** START OF Information shown **

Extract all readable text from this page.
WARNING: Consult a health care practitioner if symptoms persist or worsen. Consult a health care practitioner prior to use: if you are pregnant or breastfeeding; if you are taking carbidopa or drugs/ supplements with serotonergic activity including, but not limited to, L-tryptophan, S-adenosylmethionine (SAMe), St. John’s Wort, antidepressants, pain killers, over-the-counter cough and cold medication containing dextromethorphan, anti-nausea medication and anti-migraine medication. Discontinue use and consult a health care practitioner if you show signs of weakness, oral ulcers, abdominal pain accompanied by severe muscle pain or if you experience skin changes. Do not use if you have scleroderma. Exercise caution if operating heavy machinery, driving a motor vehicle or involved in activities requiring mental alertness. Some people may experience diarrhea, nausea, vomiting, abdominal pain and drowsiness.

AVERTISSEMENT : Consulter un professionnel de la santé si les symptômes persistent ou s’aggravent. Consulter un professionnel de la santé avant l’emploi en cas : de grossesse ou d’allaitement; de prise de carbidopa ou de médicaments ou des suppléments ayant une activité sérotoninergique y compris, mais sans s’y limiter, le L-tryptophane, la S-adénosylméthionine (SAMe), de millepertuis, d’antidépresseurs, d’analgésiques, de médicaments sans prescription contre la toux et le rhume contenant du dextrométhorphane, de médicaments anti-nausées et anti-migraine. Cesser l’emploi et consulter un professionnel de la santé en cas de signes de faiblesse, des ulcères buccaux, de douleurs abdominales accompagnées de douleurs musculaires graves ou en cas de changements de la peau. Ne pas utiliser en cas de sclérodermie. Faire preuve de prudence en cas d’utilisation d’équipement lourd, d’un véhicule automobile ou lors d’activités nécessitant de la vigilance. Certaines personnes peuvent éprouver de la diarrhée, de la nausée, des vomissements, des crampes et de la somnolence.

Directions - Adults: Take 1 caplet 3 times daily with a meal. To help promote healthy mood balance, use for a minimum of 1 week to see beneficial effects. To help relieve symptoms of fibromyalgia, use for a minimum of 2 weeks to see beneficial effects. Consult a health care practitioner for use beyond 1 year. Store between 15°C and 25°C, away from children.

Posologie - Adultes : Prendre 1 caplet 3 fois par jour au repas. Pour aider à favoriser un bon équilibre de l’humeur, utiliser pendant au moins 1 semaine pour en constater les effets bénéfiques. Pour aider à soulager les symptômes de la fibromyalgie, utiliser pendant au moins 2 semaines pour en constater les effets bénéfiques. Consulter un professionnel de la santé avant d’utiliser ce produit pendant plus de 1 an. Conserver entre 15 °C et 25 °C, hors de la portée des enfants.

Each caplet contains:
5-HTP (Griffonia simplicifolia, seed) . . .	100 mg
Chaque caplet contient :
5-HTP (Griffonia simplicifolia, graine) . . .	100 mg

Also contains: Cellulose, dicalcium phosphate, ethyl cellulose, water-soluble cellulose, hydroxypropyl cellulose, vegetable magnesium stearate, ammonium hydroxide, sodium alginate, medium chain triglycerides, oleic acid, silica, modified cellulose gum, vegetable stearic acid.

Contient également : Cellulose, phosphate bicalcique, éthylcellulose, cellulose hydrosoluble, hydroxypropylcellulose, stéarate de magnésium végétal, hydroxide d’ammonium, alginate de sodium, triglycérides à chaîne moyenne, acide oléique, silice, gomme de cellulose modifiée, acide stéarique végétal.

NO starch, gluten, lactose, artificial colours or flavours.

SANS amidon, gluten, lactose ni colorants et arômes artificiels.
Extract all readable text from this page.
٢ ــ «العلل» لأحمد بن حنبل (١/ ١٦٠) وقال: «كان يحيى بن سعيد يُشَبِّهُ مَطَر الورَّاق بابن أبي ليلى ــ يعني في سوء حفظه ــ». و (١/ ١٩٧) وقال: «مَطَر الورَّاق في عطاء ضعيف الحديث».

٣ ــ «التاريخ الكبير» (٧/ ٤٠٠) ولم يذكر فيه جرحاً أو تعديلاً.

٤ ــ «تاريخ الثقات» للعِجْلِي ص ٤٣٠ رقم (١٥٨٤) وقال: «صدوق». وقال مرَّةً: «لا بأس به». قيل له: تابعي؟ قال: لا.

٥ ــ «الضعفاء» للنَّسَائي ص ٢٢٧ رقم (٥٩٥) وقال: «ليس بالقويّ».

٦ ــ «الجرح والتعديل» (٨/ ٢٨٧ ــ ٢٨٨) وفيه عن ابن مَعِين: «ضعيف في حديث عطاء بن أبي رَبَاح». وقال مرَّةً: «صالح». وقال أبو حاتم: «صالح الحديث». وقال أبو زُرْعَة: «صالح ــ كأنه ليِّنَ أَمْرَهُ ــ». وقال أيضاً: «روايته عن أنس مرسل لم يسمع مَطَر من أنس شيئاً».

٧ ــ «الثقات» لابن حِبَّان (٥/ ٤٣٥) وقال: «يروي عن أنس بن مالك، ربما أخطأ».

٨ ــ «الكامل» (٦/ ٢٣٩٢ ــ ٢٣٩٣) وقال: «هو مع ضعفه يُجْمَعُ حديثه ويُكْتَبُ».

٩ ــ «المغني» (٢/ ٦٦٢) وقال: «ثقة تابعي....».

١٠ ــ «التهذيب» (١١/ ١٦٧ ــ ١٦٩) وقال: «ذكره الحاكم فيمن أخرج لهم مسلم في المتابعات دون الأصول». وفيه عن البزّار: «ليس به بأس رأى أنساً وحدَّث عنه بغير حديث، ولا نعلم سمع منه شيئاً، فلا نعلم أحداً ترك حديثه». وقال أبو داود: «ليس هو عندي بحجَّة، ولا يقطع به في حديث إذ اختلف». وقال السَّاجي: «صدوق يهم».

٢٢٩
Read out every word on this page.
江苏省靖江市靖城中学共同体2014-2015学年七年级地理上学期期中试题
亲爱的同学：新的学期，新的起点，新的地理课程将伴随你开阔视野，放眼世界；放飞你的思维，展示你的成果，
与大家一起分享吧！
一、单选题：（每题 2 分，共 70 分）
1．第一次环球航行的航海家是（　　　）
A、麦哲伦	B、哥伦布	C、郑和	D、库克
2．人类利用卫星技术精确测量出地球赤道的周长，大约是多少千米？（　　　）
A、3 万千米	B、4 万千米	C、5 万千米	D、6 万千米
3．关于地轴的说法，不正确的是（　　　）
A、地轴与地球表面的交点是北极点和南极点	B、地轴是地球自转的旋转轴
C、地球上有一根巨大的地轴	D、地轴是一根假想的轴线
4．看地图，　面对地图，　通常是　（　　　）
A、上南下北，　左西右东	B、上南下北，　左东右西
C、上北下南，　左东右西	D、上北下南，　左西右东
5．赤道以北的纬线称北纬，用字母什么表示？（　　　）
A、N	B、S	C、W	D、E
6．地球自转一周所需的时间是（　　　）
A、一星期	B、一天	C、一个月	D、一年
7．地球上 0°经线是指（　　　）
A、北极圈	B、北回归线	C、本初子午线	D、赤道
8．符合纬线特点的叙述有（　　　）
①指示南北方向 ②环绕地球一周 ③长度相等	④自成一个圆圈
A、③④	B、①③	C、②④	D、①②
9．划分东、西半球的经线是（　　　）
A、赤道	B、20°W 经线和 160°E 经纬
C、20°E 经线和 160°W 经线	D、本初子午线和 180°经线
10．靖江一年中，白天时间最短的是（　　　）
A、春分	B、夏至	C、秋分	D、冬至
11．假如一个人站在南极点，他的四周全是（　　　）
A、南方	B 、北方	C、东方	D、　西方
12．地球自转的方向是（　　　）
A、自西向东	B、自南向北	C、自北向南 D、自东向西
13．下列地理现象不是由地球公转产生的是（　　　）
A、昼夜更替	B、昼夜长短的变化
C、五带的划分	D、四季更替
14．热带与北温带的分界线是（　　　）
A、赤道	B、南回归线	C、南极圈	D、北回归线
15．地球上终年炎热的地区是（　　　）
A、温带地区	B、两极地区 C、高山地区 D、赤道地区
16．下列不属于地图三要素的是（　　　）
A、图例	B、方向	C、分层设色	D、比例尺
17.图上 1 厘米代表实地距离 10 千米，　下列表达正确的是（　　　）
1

** END OF Information shown **

# [Written exercise]
State how many lines include the string "صدوق". Give no other information.

# [Output for this exercise]
2